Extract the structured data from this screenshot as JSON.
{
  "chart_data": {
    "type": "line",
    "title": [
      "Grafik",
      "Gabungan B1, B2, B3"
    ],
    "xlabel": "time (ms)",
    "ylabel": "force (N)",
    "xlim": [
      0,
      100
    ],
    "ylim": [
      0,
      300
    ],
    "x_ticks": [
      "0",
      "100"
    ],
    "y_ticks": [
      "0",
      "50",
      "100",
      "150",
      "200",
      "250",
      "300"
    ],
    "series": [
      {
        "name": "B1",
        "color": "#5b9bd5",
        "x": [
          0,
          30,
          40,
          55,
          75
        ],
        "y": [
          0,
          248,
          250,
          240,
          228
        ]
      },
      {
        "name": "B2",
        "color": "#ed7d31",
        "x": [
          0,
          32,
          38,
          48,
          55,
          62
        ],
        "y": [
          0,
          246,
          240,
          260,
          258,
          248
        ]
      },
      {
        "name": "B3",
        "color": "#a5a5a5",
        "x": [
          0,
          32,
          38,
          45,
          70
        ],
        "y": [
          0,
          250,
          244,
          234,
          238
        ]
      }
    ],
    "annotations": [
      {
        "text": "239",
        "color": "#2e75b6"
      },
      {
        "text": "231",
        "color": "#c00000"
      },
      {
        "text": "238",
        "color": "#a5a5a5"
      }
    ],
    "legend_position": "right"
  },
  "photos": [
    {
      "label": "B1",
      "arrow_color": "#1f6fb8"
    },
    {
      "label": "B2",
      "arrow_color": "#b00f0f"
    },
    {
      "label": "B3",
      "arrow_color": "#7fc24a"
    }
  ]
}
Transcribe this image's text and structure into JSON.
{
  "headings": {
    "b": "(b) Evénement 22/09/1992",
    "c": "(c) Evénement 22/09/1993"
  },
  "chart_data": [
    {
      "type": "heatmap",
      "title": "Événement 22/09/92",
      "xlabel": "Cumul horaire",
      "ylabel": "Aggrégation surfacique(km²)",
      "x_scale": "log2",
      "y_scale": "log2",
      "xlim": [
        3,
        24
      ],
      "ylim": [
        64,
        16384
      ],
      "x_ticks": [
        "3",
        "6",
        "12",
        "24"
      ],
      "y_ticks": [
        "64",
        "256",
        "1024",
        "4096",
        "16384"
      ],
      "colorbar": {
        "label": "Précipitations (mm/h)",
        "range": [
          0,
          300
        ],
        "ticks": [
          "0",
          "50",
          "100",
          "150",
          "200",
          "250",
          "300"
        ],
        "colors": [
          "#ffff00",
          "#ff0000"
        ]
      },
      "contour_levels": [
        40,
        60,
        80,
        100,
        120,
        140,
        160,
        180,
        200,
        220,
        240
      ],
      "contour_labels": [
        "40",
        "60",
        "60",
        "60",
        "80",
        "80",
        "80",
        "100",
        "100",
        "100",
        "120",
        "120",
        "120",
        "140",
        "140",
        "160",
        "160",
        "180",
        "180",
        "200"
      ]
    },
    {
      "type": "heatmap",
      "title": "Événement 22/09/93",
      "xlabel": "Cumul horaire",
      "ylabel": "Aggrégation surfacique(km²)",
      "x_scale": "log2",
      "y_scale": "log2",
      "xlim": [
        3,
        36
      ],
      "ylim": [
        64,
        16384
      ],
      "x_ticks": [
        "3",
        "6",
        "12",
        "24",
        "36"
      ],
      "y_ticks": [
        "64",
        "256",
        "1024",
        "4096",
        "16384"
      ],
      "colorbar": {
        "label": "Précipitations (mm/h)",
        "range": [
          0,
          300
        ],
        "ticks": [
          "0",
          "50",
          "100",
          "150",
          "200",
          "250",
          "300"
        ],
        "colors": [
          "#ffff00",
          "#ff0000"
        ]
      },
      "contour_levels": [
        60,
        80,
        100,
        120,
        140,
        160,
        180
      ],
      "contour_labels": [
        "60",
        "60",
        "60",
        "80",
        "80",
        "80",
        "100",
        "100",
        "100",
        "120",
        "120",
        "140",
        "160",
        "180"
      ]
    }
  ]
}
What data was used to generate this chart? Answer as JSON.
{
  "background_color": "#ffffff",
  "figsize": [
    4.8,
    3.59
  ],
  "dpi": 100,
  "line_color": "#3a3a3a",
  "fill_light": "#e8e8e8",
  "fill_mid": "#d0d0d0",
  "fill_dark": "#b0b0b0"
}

§ THE EXERCISE: Above are the records; retype every one exactly.

§ WORKED ANSWER:
Extract the structured data from this screenshot as JSON.
{
  "chart_data": {
    "type": "line",
    "title": [
      "Grafik",
      "Gabungan B1, B2, B3"
    ],
    "xlabel": "time (ms)",
    "ylabel": "force (N)",
    "xlim": [
      0,
      100
    ],
    "ylim": [
      0,
      300
    ],
    "x_ticks": [
      "0",
      "100"
    ],
    "y_ticks": [
      "0",
      "50",
      "100",
      "150",
      "200",
      "250",
      "300"
    ],
    "series": [
      {
        "name": "B1",
        "color": "#5b9bd5",
        "x": [
          0,
          30,
          40,
          55,
          75
        ],
        "y": [
          0,
          248,
          250,
          240,
          228
        ]
      },
      {
        "name": "B2",
        "color": "#ed7d31",
        "x": [
          0,
          32,
          38,
          48,
          55,
          62
        ],
        "y": [
          0,
          246,
          240,
          260,
          258,
          248
        ]
      },
      {
        "name": "B3",
        "color": "#a5a5a5",
        "x": [
          0,
          32,
          38,
          45,
          70
        ],
        "y": [
          0,
          250,
          244,
          234,
          238
        ]
      }
    ],
    "annotations": [
      {
        "text": "239",
        "color": "#2e75b6"
      },
      {
        "text": "231",
        "color": "#c00000"
      },
      {
        "text": "238",
        "color": "#a5a5a5"
      }
    ],
    "legend_position": "right"
  },
  "photos": [
    {
      "label": "B1",
      "arrow_color": "#1f6fb8"
    },
    {
      "label": "B2",
      "arrow_color": "#b00f0f"
    },
    {
      "label": "B3",
      "arrow_color": "#7fc24a"
    }
  ]
}
Transcribe this image's text and structure into JSON.
{
  "headings": {
    "b": "(b) Evénement 22/09/1992",
    "c": "(c) Evénement 22/09/1993"
  },
  "chart_data": [
    {
      "type": "heatmap",
      "title": "Événement 22/09/92",
      "xlabel": "Cumul horaire",
      "ylabel": "Aggrégation surfacique(km²)",
      "x_scale": "log2",
      "y_scale": "log2",
      "xlim": [
        3,
        24
      ],
      "ylim": [
        64,
        16384
      ],
      "x_ticks": [
        "3",
        "6",
        "12",
        "24"
      ],
      "y_ticks": [
        "64",
        "256",
        "1024",
        "4096",
        "16384"
      ],
      "colorbar": {
        "label": "Précipitations (mm/h)",
        "range": [
          0,
          300
        ],
        "ticks": [
          "0",
          "50",
          "100",
          "150",
          "200",
          "250",
          "300"
        ],
        "colors": [
          "#ffff00",
          "#ff0000"
        ]
      },
      "contour_levels": [
        40,
        60,
        80,
        100,
        120,
        140,
        160,
        180,
        200,
        220,
        240
      ],
      "contour_labels": [
        "40",
        "60",
        "60",
        "60",
        "80",
        "80",
        "80",
        "100",
        "100",
        "100",
        "120",
        "120",
        "120",
        "140",
        "140",
        "160",
        "160",
        "180",
        "180",
        "200"
      ]
    },
    {
      "type": "heatmap",
      "title": "Événement 22/09/93",
      "xlabel": "Cumul horaire",
      "ylabel": "Aggrégation surfacique(km²)",
      "x_scale": "log2",
      "y_scale": "log2",
      "xlim": [
        3,
        36
      ],
      "ylim": [
        64,
        16384
      ],
      "x_ticks": [
        "3",
        "6",
        "12",
        "24",
        "36"
      ],
      "y_ticks": [
        "64",
        "256",
        "1024",
        "4096",
        "16384"
      ],
      "colorbar": {
        "label": "Précipitations (mm/h)",
        "range": [
          0,
          300
        ],
        "ticks": [
          "0",
          "50",
          "100",
          "150",
          "200",
          "250",
          "300"
        ],
        "colors": [
          "#ffff00",
          "#ff0000"
        ]
      },
      "contour_levels": [
        60,
        80,
        100,
        120,
        140,
        160,
        180
      ],
      "contour_labels": [
        "60",
        "60",
        "60",
        "80",
        "80",
        "80",
        "100",
        "100",
        "100",
        "120",
        "120",
        "140",
        "160",
        "180"
      ]
    }
  ]
}
What data was used to generate this chart? Answer as JSON.
{
  "background_color": "#ffffff",
  "figsize": [
    4.8,
    3.59
  ],
  "dpi": 100,
  "line_color": "#3a3a3a",
  "fill_light": "#e8e8e8",
  "fill_mid": "#d0d0d0",
  "fill_dark": "#b0b0b0"
}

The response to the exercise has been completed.